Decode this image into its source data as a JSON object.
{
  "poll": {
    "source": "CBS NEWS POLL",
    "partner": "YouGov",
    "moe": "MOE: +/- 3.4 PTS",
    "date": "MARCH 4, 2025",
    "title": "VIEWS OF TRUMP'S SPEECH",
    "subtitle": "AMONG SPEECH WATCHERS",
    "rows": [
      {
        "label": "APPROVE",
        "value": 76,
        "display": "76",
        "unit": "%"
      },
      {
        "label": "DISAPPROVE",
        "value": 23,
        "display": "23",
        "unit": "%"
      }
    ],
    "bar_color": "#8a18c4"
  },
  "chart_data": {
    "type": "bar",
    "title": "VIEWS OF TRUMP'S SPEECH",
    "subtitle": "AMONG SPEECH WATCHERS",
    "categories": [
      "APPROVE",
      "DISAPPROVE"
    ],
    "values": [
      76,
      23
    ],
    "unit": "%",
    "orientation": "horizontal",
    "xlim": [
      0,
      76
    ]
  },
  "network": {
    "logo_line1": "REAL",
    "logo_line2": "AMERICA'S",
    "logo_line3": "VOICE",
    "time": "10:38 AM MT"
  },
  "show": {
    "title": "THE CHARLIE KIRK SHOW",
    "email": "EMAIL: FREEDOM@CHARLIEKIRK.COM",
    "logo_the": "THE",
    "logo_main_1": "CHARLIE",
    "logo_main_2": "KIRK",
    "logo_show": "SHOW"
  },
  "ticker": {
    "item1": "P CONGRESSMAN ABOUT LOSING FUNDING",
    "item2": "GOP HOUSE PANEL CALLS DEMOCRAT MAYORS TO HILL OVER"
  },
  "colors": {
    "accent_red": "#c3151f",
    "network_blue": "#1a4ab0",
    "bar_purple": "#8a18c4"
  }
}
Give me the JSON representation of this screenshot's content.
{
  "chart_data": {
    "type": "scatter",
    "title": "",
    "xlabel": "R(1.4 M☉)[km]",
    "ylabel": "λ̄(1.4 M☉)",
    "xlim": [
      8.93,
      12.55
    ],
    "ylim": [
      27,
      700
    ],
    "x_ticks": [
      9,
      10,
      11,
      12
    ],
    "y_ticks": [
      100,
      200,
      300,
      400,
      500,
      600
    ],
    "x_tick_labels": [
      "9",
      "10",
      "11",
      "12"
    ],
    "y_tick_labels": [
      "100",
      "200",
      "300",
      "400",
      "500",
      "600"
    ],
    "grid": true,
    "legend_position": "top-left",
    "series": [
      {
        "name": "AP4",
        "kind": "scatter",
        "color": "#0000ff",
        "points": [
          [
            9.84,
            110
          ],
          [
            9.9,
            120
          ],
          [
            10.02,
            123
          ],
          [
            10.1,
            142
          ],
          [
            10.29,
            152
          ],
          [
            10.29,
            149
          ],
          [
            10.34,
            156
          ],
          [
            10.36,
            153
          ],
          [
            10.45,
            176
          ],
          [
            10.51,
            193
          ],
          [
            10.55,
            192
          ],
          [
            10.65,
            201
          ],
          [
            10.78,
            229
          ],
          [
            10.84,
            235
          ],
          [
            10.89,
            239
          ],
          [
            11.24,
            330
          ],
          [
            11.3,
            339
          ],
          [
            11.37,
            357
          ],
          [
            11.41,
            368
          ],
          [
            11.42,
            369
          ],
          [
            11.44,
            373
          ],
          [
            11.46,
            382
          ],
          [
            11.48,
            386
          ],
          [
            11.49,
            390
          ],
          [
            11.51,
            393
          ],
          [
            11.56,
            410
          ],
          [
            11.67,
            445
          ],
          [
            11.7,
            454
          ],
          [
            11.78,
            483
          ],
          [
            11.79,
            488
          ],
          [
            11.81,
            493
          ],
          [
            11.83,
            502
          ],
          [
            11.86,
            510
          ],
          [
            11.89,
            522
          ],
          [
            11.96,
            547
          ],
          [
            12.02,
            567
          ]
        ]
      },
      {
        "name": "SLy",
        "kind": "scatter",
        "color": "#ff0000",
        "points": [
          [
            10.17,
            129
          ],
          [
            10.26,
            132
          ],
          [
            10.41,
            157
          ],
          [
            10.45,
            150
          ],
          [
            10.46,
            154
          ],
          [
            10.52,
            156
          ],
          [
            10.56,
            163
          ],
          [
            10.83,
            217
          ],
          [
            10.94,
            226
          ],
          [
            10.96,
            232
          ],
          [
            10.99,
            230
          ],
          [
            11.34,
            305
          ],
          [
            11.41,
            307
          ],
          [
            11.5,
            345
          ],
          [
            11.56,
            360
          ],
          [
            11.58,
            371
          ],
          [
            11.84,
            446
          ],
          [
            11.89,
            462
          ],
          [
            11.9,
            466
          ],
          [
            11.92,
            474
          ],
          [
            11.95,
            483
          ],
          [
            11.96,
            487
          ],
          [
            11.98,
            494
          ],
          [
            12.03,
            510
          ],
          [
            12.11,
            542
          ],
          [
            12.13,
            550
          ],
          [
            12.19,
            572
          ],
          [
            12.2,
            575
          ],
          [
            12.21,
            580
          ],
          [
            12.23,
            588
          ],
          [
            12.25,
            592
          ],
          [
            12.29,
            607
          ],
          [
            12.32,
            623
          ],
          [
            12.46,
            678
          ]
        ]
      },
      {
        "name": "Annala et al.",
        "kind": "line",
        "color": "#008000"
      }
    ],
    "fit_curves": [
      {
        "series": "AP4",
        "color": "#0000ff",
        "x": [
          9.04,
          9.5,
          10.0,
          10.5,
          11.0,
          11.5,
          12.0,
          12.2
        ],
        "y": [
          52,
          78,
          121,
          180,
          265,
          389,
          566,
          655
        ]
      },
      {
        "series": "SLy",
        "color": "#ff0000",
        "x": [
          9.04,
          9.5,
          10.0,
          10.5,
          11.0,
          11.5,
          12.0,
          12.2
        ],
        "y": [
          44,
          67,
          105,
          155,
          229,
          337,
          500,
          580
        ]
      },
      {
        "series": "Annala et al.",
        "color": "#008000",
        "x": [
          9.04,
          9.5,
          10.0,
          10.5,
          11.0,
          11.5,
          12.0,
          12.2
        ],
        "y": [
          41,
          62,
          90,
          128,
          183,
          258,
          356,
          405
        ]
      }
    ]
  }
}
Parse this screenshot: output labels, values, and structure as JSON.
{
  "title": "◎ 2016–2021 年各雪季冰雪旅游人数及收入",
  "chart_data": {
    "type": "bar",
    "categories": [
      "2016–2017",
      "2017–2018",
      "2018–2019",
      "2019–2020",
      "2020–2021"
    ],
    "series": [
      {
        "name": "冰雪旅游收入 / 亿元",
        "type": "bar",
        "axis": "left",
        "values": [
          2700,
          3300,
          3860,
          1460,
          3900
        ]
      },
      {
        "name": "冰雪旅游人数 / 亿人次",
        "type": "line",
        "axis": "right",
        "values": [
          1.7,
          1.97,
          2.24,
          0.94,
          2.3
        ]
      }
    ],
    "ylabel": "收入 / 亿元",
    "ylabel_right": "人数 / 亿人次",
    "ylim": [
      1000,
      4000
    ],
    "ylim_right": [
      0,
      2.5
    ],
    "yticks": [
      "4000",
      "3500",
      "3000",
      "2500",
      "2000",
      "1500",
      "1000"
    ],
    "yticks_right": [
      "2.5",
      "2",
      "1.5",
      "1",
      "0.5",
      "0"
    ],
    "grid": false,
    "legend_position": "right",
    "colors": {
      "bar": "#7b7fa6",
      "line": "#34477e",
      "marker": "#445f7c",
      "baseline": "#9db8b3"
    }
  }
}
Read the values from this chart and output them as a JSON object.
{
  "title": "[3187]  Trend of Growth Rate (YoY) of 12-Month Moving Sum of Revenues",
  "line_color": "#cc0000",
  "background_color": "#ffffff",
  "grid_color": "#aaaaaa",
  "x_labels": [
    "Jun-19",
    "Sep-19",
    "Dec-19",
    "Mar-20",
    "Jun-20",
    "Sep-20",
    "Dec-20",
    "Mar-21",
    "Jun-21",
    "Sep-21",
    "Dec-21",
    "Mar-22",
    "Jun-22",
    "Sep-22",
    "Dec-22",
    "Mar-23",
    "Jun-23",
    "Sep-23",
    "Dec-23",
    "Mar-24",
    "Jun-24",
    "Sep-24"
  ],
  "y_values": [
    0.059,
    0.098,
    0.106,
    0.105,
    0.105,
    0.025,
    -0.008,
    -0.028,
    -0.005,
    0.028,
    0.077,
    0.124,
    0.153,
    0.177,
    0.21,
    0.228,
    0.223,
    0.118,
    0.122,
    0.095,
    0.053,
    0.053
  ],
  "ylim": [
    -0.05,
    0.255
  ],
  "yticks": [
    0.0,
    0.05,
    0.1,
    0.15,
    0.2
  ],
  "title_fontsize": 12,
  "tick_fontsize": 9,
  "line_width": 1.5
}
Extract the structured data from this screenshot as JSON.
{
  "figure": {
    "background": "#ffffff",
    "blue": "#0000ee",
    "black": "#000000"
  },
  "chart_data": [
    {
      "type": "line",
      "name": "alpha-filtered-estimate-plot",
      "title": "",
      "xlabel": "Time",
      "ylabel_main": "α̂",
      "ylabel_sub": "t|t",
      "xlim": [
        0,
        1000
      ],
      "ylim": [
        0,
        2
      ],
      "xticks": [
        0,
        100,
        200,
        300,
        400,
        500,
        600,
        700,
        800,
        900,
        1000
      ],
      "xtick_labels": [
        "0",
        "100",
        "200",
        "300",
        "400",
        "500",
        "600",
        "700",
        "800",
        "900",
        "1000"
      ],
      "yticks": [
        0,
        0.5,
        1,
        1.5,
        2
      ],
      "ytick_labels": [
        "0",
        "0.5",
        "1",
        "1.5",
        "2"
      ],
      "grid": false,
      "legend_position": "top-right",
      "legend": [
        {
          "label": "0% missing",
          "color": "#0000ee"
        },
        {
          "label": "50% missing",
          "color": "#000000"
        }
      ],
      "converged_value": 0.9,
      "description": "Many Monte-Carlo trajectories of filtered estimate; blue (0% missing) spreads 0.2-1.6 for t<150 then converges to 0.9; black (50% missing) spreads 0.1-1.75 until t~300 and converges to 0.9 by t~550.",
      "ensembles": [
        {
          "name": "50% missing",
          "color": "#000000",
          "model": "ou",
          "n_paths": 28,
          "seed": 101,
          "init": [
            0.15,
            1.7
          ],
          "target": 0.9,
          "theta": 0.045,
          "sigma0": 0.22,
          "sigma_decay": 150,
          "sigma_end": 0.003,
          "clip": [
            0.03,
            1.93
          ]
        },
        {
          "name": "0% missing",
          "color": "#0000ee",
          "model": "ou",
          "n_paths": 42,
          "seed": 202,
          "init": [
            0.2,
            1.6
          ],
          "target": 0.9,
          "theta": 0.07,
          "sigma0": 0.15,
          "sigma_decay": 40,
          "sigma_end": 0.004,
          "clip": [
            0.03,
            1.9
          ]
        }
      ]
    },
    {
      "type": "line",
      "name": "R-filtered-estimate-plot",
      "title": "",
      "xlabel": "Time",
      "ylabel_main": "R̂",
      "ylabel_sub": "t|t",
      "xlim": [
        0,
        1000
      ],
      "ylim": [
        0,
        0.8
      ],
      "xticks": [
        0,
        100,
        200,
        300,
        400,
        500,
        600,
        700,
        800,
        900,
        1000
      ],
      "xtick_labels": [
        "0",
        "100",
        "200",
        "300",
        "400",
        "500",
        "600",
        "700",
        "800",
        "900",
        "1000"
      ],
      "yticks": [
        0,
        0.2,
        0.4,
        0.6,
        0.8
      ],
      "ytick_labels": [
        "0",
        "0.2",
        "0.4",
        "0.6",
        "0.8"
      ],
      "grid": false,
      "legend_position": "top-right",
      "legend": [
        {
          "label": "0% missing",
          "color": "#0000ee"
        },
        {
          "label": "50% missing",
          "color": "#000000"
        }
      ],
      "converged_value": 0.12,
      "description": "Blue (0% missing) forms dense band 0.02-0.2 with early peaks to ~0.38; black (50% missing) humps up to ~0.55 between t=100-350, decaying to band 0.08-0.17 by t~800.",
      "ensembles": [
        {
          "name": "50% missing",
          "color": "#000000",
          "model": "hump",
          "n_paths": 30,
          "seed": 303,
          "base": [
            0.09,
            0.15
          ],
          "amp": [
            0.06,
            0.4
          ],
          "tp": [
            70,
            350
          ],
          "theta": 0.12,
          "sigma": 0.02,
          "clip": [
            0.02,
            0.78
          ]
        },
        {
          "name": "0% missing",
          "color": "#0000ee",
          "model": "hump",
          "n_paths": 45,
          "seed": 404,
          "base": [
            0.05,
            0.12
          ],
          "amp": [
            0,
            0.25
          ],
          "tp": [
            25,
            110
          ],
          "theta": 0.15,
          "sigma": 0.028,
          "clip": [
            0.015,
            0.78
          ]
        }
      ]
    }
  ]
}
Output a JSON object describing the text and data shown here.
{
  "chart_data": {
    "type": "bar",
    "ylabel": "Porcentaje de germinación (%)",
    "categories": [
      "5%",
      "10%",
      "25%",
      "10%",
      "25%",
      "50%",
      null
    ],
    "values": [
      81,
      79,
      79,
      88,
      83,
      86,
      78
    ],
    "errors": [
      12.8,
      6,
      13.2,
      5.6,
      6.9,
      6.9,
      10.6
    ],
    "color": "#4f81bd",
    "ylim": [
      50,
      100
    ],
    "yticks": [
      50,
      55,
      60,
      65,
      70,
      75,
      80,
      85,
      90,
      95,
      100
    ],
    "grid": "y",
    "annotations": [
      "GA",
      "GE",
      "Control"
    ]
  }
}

···

EXERCISE BRIEF >> The lines to reproduce run from the one that contains "Output a JSON" through the last line above; copy them exactly.

WORKED SOLUTION >>
Output a JSON object describing the text and data shown here.
{
  "chart_data": {
    "type": "bar",
    "ylabel": "Porcentaje de germinación (%)",
    "categories": [
      "5%",
      "10%",
      "25%",
      "10%",
      "25%",
      "50%",
      null
    ],
    "values": [
      81,
      79,
      79,
      88,
      83,
      86,
      78
    ],
    "errors": [
      12.8,
      6,
      13.2,
      5.6,
      6.9,
      6.9,
      10.6
    ],
    "color": "#4f81bd",
    "ylim": [
      50,
      100
    ],
    "yticks": [
      50,
      55,
      60,
      65,
      70,
      75,
      80,
      85,
      90,
      95,
      100
    ],
    "grid": "y",
    "annotations": [
      "GA",
      "GE",
      "Control"
    ]
  }
}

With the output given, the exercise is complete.